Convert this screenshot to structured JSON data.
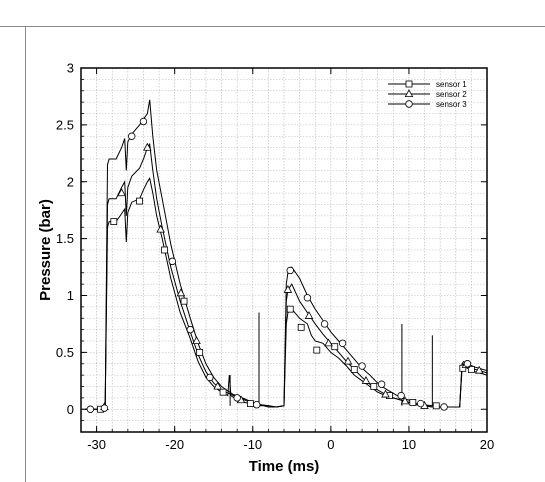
{
  "chart_data": {
    "type": "line",
    "title": "",
    "xlabel": "Time (ms)",
    "ylabel": "Pressure (bar)",
    "xlim": [
      -32,
      20
    ],
    "ylim": [
      -0.2,
      3
    ],
    "xticks": [
      -30,
      -20,
      -10,
      0,
      10,
      20
    ],
    "xtick_labels": [
      "-30",
      "-20",
      "-10",
      "0",
      "10",
      "20"
    ],
    "yticks": [
      0,
      0.5,
      1,
      1.5,
      2,
      2.5,
      3
    ],
    "ytick_labels": [
      "0",
      "0.5",
      "1",
      "1.5",
      "2",
      "2.5",
      "3"
    ],
    "grid": true,
    "legend_position": "top-right",
    "series": [
      {
        "name": "sensor 1",
        "marker": "square",
        "color": "#000000",
        "x": [
          -31.5,
          -29.5,
          -28.9,
          -28.6,
          -28.4,
          -27.5,
          -26.8,
          -26.4,
          -26.2,
          -26.0,
          -25.5,
          -24.5,
          -24.0,
          -23.5,
          -23.2,
          -22.8,
          -22.3,
          -21.6,
          -20.5,
          -19.3,
          -18.0,
          -17.0,
          -16.0,
          -15.0,
          -14.0,
          -13.2,
          -13.0,
          -12.8,
          -12.0,
          -11.0,
          -10.0,
          -9.3,
          -9.0,
          -8.6,
          -8.0,
          -7.0,
          -6.0,
          -5.7,
          -5.5,
          -5.0,
          -4.0,
          -3.0,
          -2.5,
          -2.0,
          -1.0,
          0.0,
          1.0,
          2.0,
          3.0,
          4.0,
          5.0,
          6.0,
          7.0,
          8.0,
          9.0,
          10.0,
          11.0,
          12.0,
          13.0,
          14.0,
          15.0,
          16.5,
          16.8,
          17.0,
          17.5,
          18.5,
          20.0
        ],
        "y": [
          0.0,
          0.0,
          0.03,
          1.6,
          1.65,
          1.65,
          1.72,
          1.76,
          1.47,
          1.73,
          1.82,
          1.85,
          1.93,
          2.0,
          2.03,
          1.9,
          1.7,
          1.5,
          1.15,
          0.85,
          0.62,
          0.42,
          0.28,
          0.2,
          0.15,
          0.12,
          0.3,
          0.12,
          0.08,
          0.06,
          0.04,
          0.03,
          0.03,
          0.03,
          0.02,
          0.02,
          0.03,
          0.75,
          0.85,
          0.88,
          0.8,
          0.75,
          0.65,
          0.6,
          0.58,
          0.5,
          0.45,
          0.38,
          0.3,
          0.25,
          0.2,
          0.15,
          0.12,
          0.1,
          0.08,
          0.06,
          0.04,
          0.03,
          0.02,
          0.02,
          0.02,
          0.02,
          0.35,
          0.38,
          0.36,
          0.33,
          0.3
        ],
        "marker_x": [
          -29.5,
          -27.8,
          -24.5,
          -21.3,
          -18.8,
          -16.8,
          -13.8,
          -10.3,
          -5.2,
          -3.8,
          -1.8,
          0.5,
          3.0,
          5.5,
          7.5,
          10.5,
          13.5,
          16.9,
          18.0
        ],
        "marker_y": [
          0.0,
          1.65,
          1.83,
          1.4,
          0.95,
          0.5,
          0.15,
          0.05,
          0.88,
          0.72,
          0.52,
          0.55,
          0.35,
          0.2,
          0.12,
          0.06,
          0.03,
          0.36,
          0.35
        ]
      },
      {
        "name": "sensor 2",
        "marker": "triangle",
        "color": "#000000",
        "x": [
          -31.5,
          -29.5,
          -28.9,
          -28.6,
          -28.4,
          -27.5,
          -26.8,
          -26.4,
          -26.2,
          -26.0,
          -25.5,
          -24.5,
          -24.0,
          -23.5,
          -23.2,
          -22.8,
          -22.3,
          -21.6,
          -20.5,
          -19.3,
          -18.0,
          -17.0,
          -16.0,
          -15.0,
          -14.0,
          -12.5,
          -11.0,
          -10.0,
          -9.0,
          -8.0,
          -7.0,
          -6.0,
          -5.7,
          -5.5,
          -5.0,
          -4.0,
          -3.0,
          -2.0,
          -1.0,
          0.0,
          1.0,
          2.0,
          3.0,
          4.0,
          5.0,
          6.0,
          7.0,
          8.0,
          9.0,
          10.0,
          11.0,
          12.0,
          13.0,
          14.0,
          15.0,
          16.5,
          16.8,
          17.0,
          17.5,
          18.5,
          20.0
        ],
        "y": [
          0.0,
          0.0,
          0.03,
          1.8,
          1.85,
          1.85,
          1.95,
          2.0,
          1.7,
          1.95,
          2.05,
          2.12,
          2.2,
          2.3,
          2.33,
          2.1,
          1.85,
          1.6,
          1.25,
          0.95,
          0.68,
          0.48,
          0.33,
          0.23,
          0.17,
          0.12,
          0.08,
          0.05,
          0.04,
          0.03,
          0.02,
          0.03,
          0.95,
          1.05,
          1.1,
          0.95,
          0.85,
          0.75,
          0.66,
          0.58,
          0.5,
          0.42,
          0.35,
          0.28,
          0.22,
          0.17,
          0.13,
          0.1,
          0.08,
          0.06,
          0.04,
          0.03,
          0.02,
          0.02,
          0.02,
          0.02,
          0.38,
          0.4,
          0.38,
          0.35,
          0.32
        ],
        "marker_x": [
          -29.0,
          -26.8,
          -23.5,
          -21.8,
          -19.2,
          -17.2,
          -14.5,
          -11.5,
          -5.5,
          -2.8,
          -0.3,
          2.2,
          4.5,
          7.0,
          9.5,
          12.0,
          17.3,
          19.0
        ],
        "marker_y": [
          0.02,
          1.9,
          2.3,
          1.58,
          1.02,
          0.6,
          0.2,
          0.08,
          1.05,
          0.82,
          0.58,
          0.42,
          0.25,
          0.13,
          0.07,
          0.03,
          0.39,
          0.34
        ]
      },
      {
        "name": "sensor 3",
        "marker": "circle",
        "color": "#000000",
        "x": [
          -31.5,
          -29.5,
          -28.9,
          -28.6,
          -28.4,
          -27.5,
          -26.8,
          -26.4,
          -26.2,
          -26.0,
          -25.5,
          -24.5,
          -24.0,
          -23.5,
          -23.2,
          -22.8,
          -22.3,
          -21.6,
          -20.5,
          -19.3,
          -18.0,
          -17.0,
          -16.0,
          -15.0,
          -14.0,
          -12.5,
          -11.0,
          -10.0,
          -9.0,
          -8.0,
          -7.0,
          -6.0,
          -5.7,
          -5.5,
          -5.0,
          -4.0,
          -3.0,
          -2.0,
          -1.0,
          0.0,
          1.0,
          2.0,
          3.0,
          4.0,
          5.0,
          6.0,
          7.0,
          8.0,
          9.0,
          10.0,
          11.0,
          12.0,
          13.0,
          14.0,
          15.0,
          16.5,
          16.8,
          17.0,
          17.5,
          18.5,
          20.0
        ],
        "y": [
          0.0,
          0.0,
          0.03,
          2.15,
          2.2,
          2.2,
          2.3,
          2.38,
          2.1,
          2.35,
          2.42,
          2.5,
          2.55,
          2.6,
          2.72,
          2.4,
          2.1,
          1.85,
          1.45,
          1.1,
          0.8,
          0.58,
          0.4,
          0.28,
          0.2,
          0.13,
          0.09,
          0.06,
          0.04,
          0.03,
          0.02,
          0.03,
          1.1,
          1.2,
          1.25,
          1.15,
          1.0,
          0.88,
          0.78,
          0.68,
          0.6,
          0.52,
          0.44,
          0.36,
          0.3,
          0.23,
          0.18,
          0.14,
          0.1,
          0.08,
          0.05,
          0.04,
          0.03,
          0.02,
          0.02,
          0.02,
          0.4,
          0.42,
          0.4,
          0.37,
          0.34
        ],
        "marker_x": [
          -30.8,
          -29.0,
          -25.5,
          -24.0,
          -20.3,
          -18.0,
          -15.5,
          -12.0,
          -9.5,
          -5.2,
          -3.0,
          -0.8,
          1.5,
          4.0,
          6.5,
          9.0,
          11.5,
          14.5,
          17.5
        ],
        "marker_y": [
          0.0,
          0.01,
          2.4,
          2.53,
          1.3,
          0.7,
          0.28,
          0.1,
          0.04,
          1.22,
          0.98,
          0.75,
          0.58,
          0.38,
          0.22,
          0.12,
          0.05,
          0.02,
          0.4
        ]
      }
    ],
    "spikes": [
      {
        "x": -9.2,
        "y": 0.85
      },
      {
        "x": -12.9,
        "y": 0.3
      },
      {
        "x": 9.1,
        "y": 0.75
      },
      {
        "x": 13.0,
        "y": 0.65
      }
    ]
  }
}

What to produce
Select and copy every line of the material that holds the string "name".

Worked solution
        "name": "sensor 1",
        "name": "sensor 2",
        "name": "sensor 3",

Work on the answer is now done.